TASK REQUIREMENTS: Reproduce each line that includes the word "from".
* * * * * * * * *
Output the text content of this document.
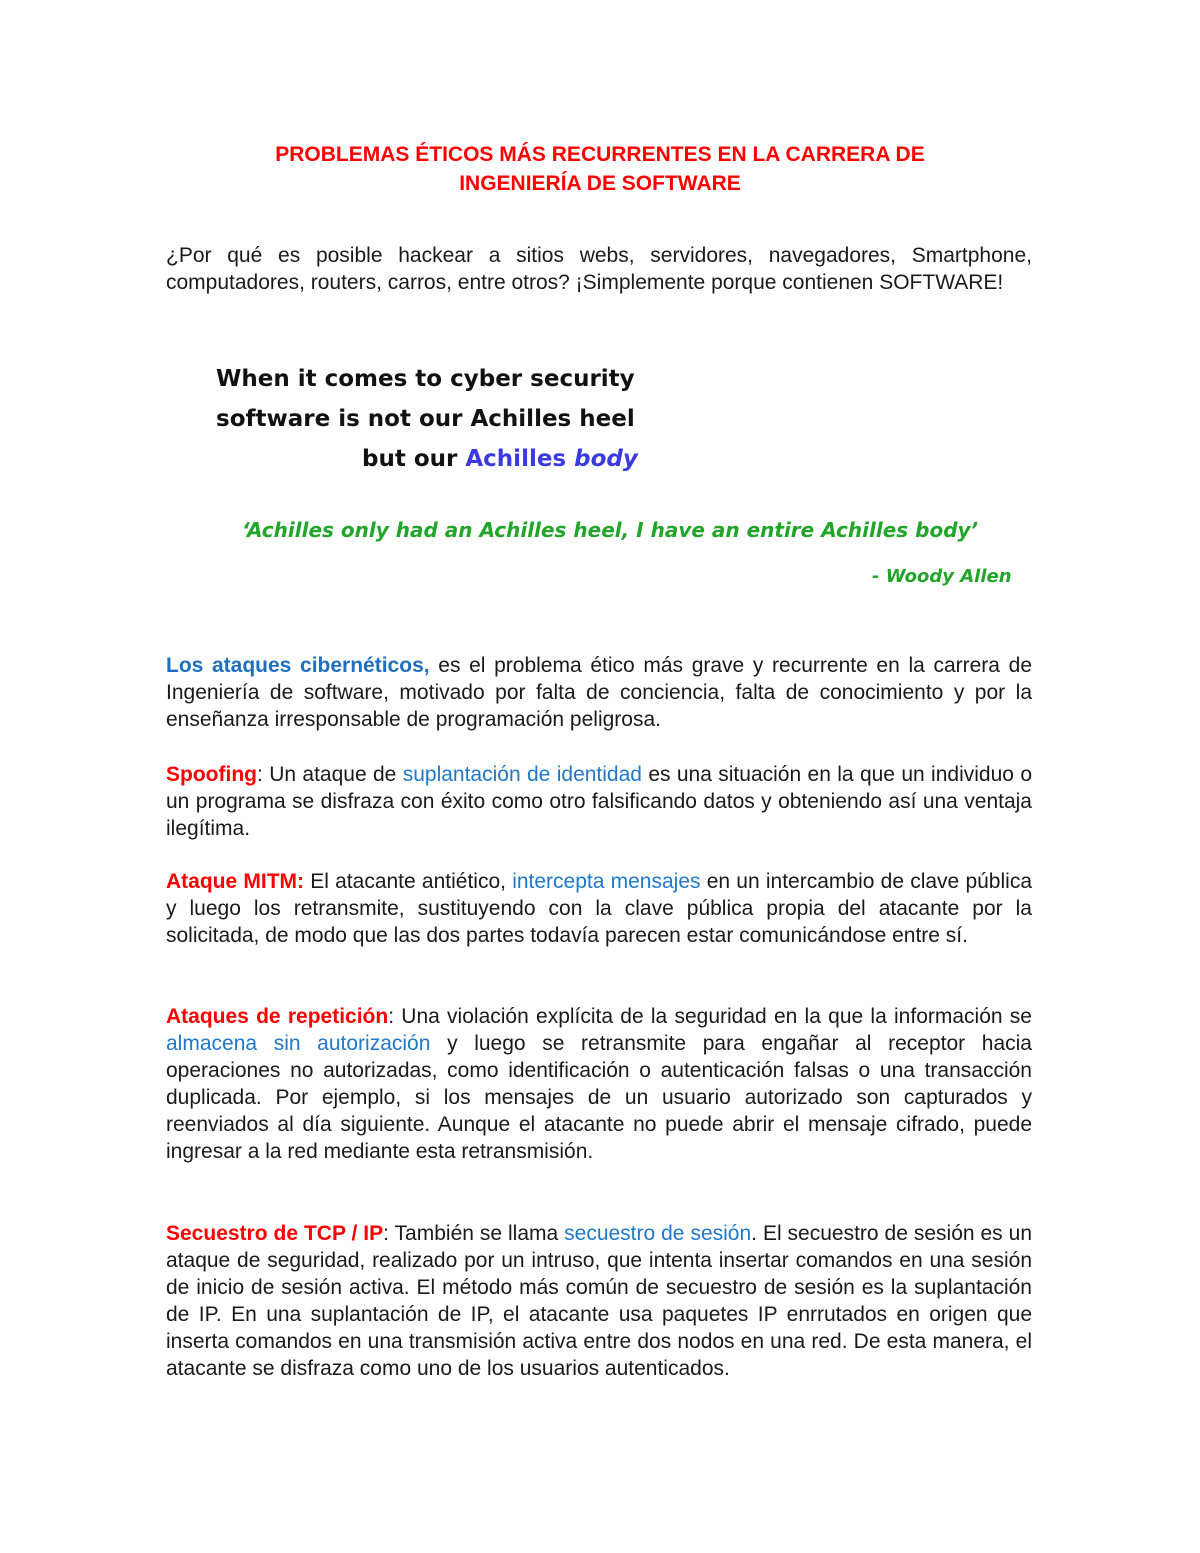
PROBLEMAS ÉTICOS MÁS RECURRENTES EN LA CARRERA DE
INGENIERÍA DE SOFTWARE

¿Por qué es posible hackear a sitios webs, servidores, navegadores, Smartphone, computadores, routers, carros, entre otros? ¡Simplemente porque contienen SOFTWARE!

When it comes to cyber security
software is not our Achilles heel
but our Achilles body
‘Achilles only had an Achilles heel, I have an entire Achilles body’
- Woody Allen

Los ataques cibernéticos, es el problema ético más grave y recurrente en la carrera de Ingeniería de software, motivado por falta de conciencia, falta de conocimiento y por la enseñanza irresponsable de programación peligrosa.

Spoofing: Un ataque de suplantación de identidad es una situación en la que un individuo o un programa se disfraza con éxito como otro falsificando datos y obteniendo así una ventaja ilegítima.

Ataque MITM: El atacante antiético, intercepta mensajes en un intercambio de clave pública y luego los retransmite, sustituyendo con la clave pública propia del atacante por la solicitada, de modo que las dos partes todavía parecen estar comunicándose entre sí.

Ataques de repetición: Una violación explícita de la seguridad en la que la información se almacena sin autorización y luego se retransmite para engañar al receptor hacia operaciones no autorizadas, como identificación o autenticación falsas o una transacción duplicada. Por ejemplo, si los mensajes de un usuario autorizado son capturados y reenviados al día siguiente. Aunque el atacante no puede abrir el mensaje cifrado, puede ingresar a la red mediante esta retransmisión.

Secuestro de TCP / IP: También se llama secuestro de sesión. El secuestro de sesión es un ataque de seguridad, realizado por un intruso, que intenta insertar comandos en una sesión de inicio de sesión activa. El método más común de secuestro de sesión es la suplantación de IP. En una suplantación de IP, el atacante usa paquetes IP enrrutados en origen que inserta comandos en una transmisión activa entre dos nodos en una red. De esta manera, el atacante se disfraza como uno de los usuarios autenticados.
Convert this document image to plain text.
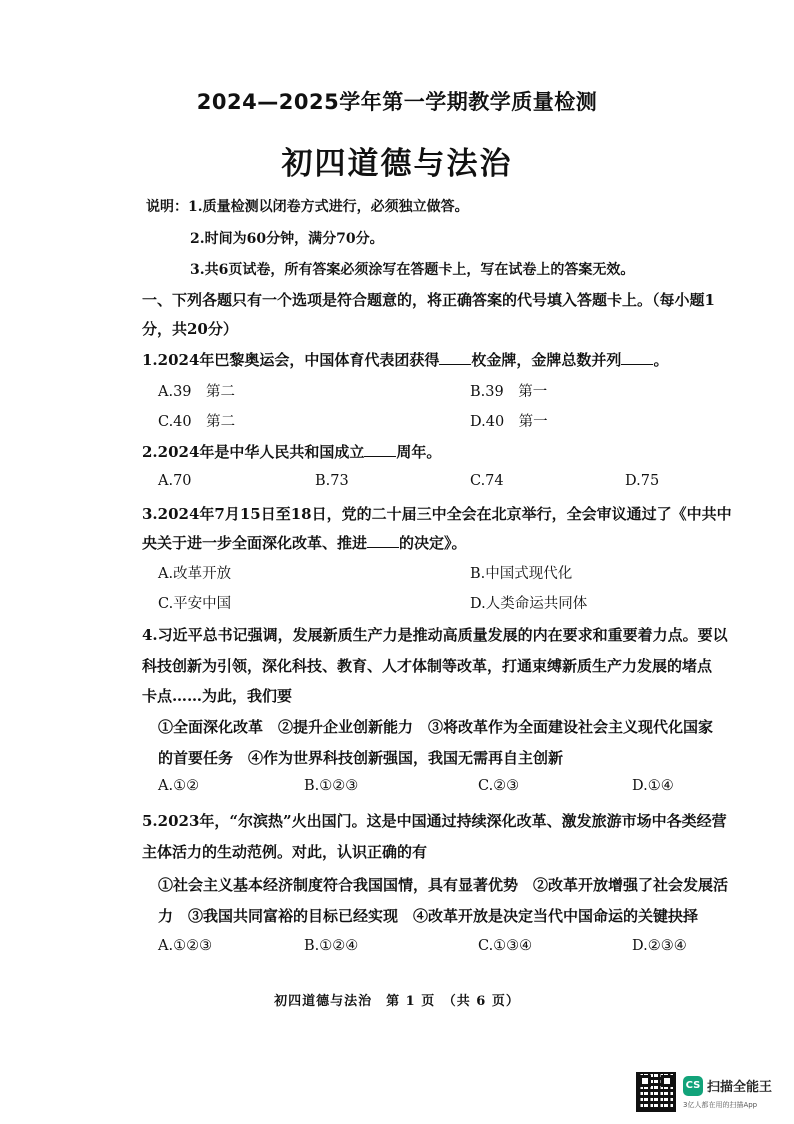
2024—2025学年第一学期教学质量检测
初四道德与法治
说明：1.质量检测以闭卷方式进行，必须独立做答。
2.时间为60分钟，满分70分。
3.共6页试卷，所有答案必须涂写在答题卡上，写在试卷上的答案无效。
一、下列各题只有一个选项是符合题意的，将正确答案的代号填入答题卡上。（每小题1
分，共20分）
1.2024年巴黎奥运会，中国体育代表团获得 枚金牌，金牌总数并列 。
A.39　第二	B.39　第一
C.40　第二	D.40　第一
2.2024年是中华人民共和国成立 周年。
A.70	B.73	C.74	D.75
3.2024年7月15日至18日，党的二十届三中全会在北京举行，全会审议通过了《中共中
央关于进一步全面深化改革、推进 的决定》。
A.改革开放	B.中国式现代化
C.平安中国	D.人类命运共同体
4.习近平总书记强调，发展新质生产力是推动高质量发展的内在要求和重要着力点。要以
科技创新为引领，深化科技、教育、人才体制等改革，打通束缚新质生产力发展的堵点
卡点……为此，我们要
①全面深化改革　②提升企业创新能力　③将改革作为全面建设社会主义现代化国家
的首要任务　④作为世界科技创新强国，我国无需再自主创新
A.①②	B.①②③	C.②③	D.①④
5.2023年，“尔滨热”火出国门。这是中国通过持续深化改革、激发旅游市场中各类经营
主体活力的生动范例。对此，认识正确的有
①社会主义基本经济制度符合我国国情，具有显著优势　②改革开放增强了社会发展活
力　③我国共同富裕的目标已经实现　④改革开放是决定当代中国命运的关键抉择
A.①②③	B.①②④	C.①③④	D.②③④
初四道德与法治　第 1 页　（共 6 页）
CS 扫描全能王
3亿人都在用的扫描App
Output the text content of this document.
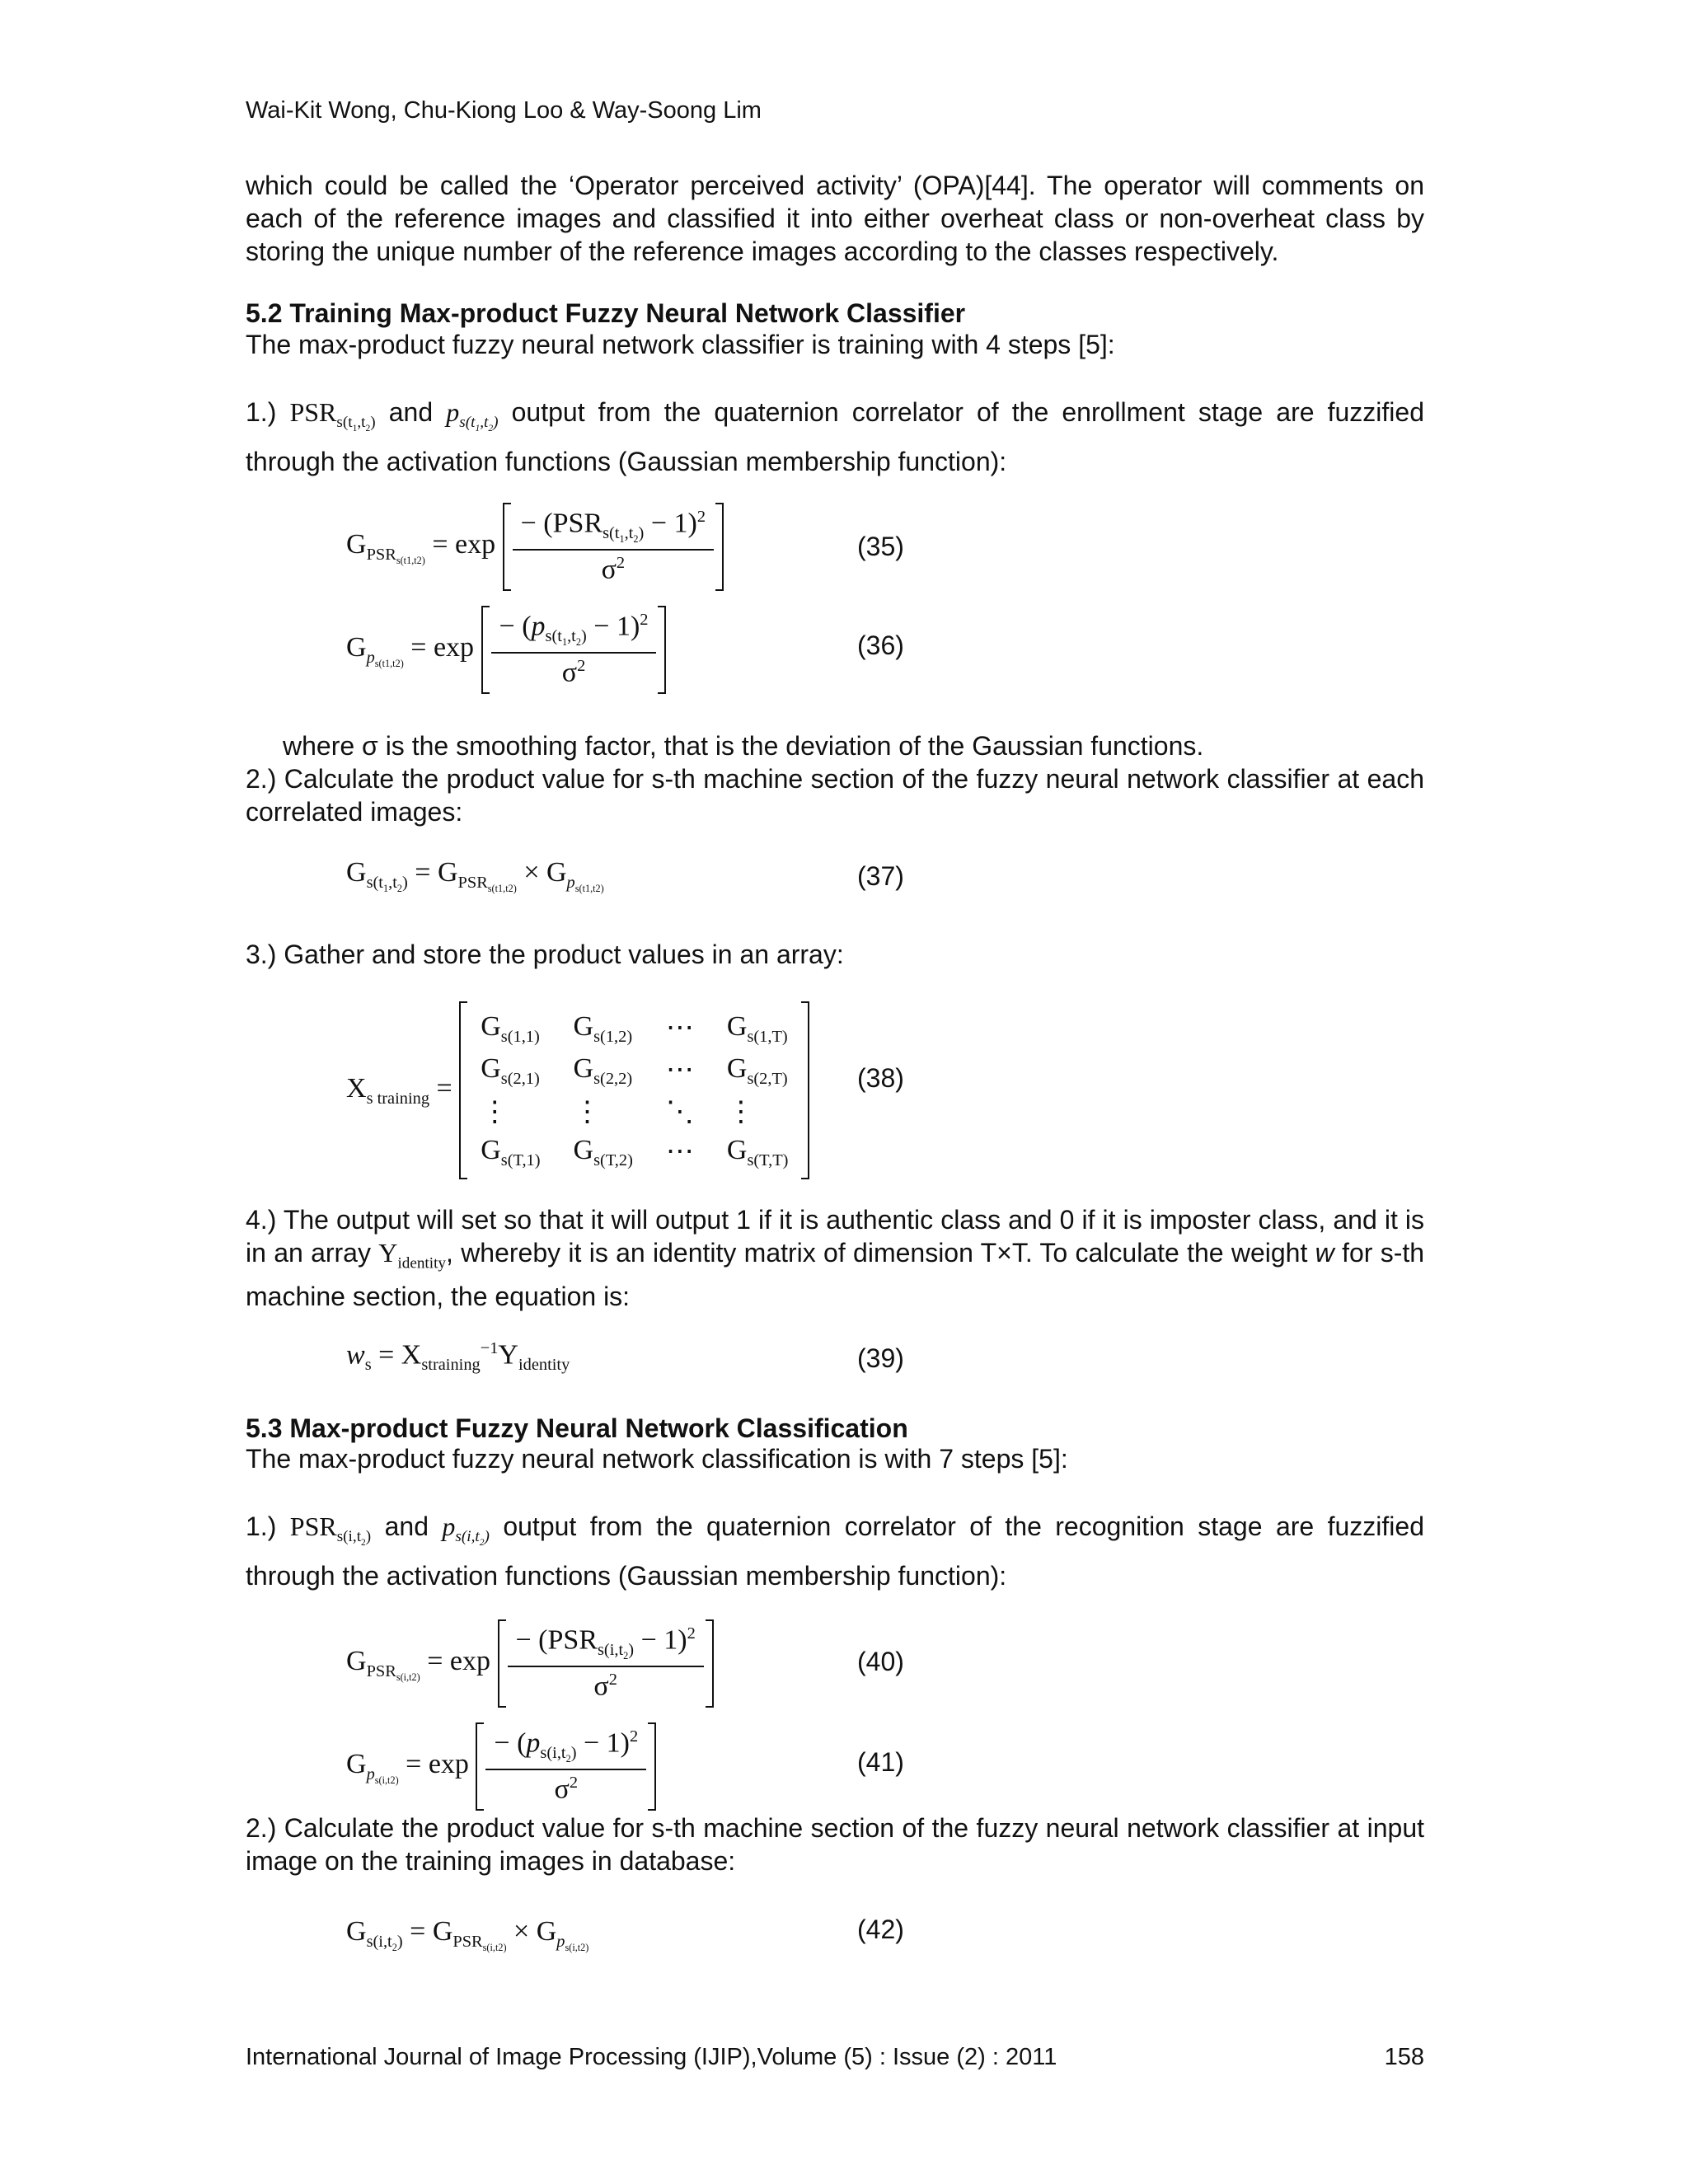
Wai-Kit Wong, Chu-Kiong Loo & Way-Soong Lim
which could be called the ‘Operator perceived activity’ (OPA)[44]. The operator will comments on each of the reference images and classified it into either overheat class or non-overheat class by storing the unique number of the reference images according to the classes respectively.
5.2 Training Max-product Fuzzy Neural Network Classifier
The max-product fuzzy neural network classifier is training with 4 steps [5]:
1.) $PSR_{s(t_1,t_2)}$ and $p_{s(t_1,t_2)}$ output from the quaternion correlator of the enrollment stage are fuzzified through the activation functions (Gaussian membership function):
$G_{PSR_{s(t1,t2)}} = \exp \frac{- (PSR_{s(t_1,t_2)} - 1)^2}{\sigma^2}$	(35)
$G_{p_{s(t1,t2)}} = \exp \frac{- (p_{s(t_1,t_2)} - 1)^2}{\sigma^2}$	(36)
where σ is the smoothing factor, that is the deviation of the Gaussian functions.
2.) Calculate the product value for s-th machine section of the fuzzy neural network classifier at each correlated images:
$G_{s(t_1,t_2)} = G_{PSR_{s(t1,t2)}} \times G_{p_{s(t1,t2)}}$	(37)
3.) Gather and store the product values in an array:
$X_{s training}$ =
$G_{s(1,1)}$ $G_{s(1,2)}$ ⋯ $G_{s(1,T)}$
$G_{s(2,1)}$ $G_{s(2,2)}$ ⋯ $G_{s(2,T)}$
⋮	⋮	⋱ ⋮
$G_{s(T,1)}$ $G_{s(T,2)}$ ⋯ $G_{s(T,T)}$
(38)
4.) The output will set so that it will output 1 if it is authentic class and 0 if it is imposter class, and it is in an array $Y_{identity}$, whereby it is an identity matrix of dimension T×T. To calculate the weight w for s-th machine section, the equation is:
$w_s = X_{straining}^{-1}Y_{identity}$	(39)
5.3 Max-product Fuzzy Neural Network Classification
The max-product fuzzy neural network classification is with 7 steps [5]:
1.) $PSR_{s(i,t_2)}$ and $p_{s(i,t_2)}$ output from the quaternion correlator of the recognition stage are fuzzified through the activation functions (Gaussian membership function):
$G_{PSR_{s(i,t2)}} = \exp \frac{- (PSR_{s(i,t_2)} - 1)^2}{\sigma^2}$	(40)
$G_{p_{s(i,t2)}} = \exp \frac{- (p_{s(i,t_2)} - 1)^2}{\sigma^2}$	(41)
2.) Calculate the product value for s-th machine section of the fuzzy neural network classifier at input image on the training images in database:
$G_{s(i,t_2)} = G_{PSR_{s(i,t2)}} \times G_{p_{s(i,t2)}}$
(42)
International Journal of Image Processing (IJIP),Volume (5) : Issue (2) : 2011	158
* * * * * * * * *
RESULT OF THE EXERCISE:
1.) $PSR_{s(t_1,t_2)}$ and $p_{s(t_1,t_2)}$ output from the quaternion correlator of the enrollment stage are fuzzified through the activation functions (Gaussian membership function):
1.) $PSR_{s(i,t_2)}$ and $p_{s(i,t_2)}$ output from the quaternion correlator of the recognition stage are fuzzified through the activation functions (Gaussian membership function):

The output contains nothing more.